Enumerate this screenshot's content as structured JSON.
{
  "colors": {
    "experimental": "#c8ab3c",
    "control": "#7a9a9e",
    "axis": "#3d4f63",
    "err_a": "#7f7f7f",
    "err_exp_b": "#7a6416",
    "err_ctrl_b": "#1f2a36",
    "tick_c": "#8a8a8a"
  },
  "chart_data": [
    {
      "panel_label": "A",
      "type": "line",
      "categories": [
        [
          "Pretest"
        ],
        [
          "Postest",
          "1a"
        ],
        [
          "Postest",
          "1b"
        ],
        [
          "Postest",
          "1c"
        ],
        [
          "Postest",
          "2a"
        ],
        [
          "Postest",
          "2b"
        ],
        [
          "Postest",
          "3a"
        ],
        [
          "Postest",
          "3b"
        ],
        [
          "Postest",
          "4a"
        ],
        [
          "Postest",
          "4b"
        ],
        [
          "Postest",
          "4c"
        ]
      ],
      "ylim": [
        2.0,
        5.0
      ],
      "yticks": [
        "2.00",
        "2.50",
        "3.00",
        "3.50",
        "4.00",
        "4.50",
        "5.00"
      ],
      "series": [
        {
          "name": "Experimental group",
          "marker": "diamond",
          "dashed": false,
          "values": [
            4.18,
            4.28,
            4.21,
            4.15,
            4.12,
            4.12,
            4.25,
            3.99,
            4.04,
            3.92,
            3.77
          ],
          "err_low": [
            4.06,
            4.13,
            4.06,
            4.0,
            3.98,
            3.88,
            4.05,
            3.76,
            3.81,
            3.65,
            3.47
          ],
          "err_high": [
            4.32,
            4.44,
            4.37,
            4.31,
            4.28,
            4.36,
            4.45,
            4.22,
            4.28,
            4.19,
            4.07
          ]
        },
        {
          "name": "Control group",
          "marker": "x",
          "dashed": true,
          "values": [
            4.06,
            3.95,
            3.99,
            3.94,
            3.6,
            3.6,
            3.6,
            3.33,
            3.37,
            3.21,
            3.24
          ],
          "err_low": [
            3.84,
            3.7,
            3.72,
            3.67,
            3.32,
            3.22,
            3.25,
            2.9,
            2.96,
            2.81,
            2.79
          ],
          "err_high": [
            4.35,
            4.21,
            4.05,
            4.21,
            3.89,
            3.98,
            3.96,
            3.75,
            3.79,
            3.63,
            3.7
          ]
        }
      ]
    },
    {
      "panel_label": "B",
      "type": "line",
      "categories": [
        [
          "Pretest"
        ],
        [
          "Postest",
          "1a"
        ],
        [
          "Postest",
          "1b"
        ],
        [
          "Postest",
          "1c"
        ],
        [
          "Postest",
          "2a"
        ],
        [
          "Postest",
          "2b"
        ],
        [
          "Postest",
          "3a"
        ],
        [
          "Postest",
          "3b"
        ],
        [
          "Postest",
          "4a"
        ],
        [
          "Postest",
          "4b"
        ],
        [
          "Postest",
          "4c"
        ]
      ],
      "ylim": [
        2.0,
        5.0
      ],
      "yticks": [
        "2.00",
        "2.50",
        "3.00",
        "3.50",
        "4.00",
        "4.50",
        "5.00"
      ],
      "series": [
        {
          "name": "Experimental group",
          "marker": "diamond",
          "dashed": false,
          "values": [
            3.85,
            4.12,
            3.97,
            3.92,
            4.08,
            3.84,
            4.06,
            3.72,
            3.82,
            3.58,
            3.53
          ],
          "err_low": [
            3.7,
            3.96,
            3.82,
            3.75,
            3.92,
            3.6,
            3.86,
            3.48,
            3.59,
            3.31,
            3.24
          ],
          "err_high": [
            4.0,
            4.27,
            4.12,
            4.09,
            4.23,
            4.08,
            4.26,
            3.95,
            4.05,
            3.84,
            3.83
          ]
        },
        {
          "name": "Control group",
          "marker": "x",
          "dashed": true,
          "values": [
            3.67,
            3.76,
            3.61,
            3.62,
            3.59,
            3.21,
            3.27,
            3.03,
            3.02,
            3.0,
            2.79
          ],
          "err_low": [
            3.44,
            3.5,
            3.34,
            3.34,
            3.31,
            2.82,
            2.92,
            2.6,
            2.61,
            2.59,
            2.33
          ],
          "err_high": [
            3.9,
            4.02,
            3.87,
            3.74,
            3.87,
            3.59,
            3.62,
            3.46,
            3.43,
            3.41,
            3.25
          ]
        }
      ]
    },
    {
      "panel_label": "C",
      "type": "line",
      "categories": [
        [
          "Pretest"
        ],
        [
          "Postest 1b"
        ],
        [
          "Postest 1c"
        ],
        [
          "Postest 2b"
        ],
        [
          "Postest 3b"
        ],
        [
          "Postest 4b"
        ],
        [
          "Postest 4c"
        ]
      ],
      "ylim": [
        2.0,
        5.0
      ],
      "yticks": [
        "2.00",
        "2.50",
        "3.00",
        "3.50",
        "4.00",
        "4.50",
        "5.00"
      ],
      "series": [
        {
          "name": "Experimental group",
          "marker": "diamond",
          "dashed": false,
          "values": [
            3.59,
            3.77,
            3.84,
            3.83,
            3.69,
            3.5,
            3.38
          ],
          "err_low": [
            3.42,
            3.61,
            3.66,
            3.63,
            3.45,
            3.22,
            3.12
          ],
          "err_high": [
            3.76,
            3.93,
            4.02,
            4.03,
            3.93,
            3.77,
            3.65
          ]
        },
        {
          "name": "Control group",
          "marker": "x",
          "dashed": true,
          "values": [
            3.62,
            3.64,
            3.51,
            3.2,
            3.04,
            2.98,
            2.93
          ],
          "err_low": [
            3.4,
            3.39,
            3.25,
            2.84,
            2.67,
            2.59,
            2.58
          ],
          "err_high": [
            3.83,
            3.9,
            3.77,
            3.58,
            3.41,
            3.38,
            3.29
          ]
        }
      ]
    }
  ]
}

_What you will do_:
Reproduce all the records precisely.

_Output of the task_:
Enumerate this screenshot's content as structured JSON.
{
  "colors": {
    "experimental": "#c8ab3c",
    "control": "#7a9a9e",
    "axis": "#3d4f63",
    "err_a": "#7f7f7f",
    "err_exp_b": "#7a6416",
    "err_ctrl_b": "#1f2a36",
    "tick_c": "#8a8a8a"
  },
  "chart_data": [
    {
      "panel_label": "A",
      "type": "line",
      "categories": [
        [
          "Pretest"
        ],
        [
          "Postest",
          "1a"
        ],
        [
          "Postest",
          "1b"
        ],
        [
          "Postest",
          "1c"
        ],
        [
          "Postest",
          "2a"
        ],
        [
          "Postest",
          "2b"
        ],
        [
          "Postest",
          "3a"
        ],
        [
          "Postest",
          "3b"
        ],
        [
          "Postest",
          "4a"
        ],
        [
          "Postest",
          "4b"
        ],
        [
          "Postest",
          "4c"
        ]
      ],
      "ylim": [
        2.0,
        5.0
      ],
      "yticks": [
        "2.00",
        "2.50",
        "3.00",
        "3.50",
        "4.00",
        "4.50",
        "5.00"
      ],
      "series": [
        {
          "name": "Experimental group",
          "marker": "diamond",
          "dashed": false,
          "values": [
            4.18,
            4.28,
            4.21,
            4.15,
            4.12,
            4.12,
            4.25,
            3.99,
            4.04,
            3.92,
            3.77
          ],
          "err_low": [
            4.06,
            4.13,
            4.06,
            4.0,
            3.98,
            3.88,
            4.05,
            3.76,
            3.81,
            3.65,
            3.47
          ],
          "err_high": [
            4.32,
            4.44,
            4.37,
            4.31,
            4.28,
            4.36,
            4.45,
            4.22,
            4.28,
            4.19,
            4.07
          ]
        },
        {
          "name": "Control group",
          "marker": "x",
          "dashed": true,
          "values": [
            4.06,
            3.95,
            3.99,
            3.94,
            3.6,
            3.6,
            3.6,
            3.33,
            3.37,
            3.21,
            3.24
          ],
          "err_low": [
            3.84,
            3.7,
            3.72,
            3.67,
            3.32,
            3.22,
            3.25,
            2.9,
            2.96,
            2.81,
            2.79
          ],
          "err_high": [
            4.35,
            4.21,
            4.05,
            4.21,
            3.89,
            3.98,
            3.96,
            3.75,
            3.79,
            3.63,
            3.7
          ]
        }
      ]
    },
    {
      "panel_label": "B",
      "type": "line",
      "categories": [
        [
          "Pretest"
        ],
        [
          "Postest",
          "1a"
        ],
        [
          "Postest",
          "1b"
        ],
        [
          "Postest",
          "1c"
        ],
        [
          "Postest",
          "2a"
        ],
        [
          "Postest",
          "2b"
        ],
        [
          "Postest",
          "3a"
        ],
        [
          "Postest",
          "3b"
        ],
        [
          "Postest",
          "4a"
        ],
        [
          "Postest",
          "4b"
        ],
        [
          "Postest",
          "4c"
        ]
      ],
      "ylim": [
        2.0,
        5.0
      ],
      "yticks": [
        "2.00",
        "2.50",
        "3.00",
        "3.50",
        "4.00",
        "4.50",
        "5.00"
      ],
      "series": [
        {
          "name": "Experimental group",
          "marker": "diamond",
          "dashed": false,
          "values": [
            3.85,
            4.12,
            3.97,
            3.92,
            4.08,
            3.84,
            4.06,
            3.72,
            3.82,
            3.58,
            3.53
          ],
          "err_low": [
            3.7,
            3.96,
            3.82,
            3.75,
            3.92,
            3.6,
            3.86,
            3.48,
            3.59,
            3.31,
            3.24
          ],
          "err_high": [
            4.0,
            4.27,
            4.12,
            4.09,
            4.23,
            4.08,
            4.26,
            3.95,
            4.05,
            3.84,
            3.83
          ]
        },
        {
          "name": "Control group",
          "marker": "x",
          "dashed": true,
          "values": [
            3.67,
            3.76,
            3.61,
            3.62,
            3.59,
            3.21,
            3.27,
            3.03,
            3.02,
            3.0,
            2.79
          ],
          "err_low": [
            3.44,
            3.5,
            3.34,
            3.34,
            3.31,
            2.82,
            2.92,
            2.6,
            2.61,
            2.59,
            2.33
          ],
          "err_high": [
            3.9,
            4.02,
            3.87,
            3.74,
            3.87,
            3.59,
            3.62,
            3.46,
            3.43,
            3.41,
            3.25
          ]
        }
      ]
    },
    {
      "panel_label": "C",
      "type": "line",
      "categories": [
        [
          "Pretest"
        ],
        [
          "Postest 1b"
        ],
        [
          "Postest 1c"
        ],
        [
          "Postest 2b"
        ],
        [
          "Postest 3b"
        ],
        [
          "Postest 4b"
        ],
        [
          "Postest 4c"
        ]
      ],
      "ylim": [
        2.0,
        5.0
      ],
      "yticks": [
        "2.00",
        "2.50",
        "3.00",
        "3.50",
        "4.00",
        "4.50",
        "5.00"
      ],
      "series": [
        {
          "name": "Experimental group",
          "marker": "diamond",
          "dashed": false,
          "values": [
            3.59,
            3.77,
            3.84,
            3.83,
            3.69,
            3.5,
            3.38
          ],
          "err_low": [
            3.42,
            3.61,
            3.66,
            3.63,
            3.45,
            3.22,
            3.12
          ],
          "err_high": [
            3.76,
            3.93,
            4.02,
            4.03,
            3.93,
            3.77,
            3.65
          ]
        },
        {
          "name": "Control group",
          "marker": "x",
          "dashed": true,
          "values": [
            3.62,
            3.64,
            3.51,
            3.2,
            3.04,
            2.98,
            2.93
          ],
          "err_low": [
            3.4,
            3.39,
            3.25,
            2.84,
            2.67,
            2.59,
            2.58
          ],
          "err_high": [
            3.83,
            3.9,
            3.77,
            3.58,
            3.41,
            3.38,
            3.29
          ]
        }
      ]
    }
  ]
}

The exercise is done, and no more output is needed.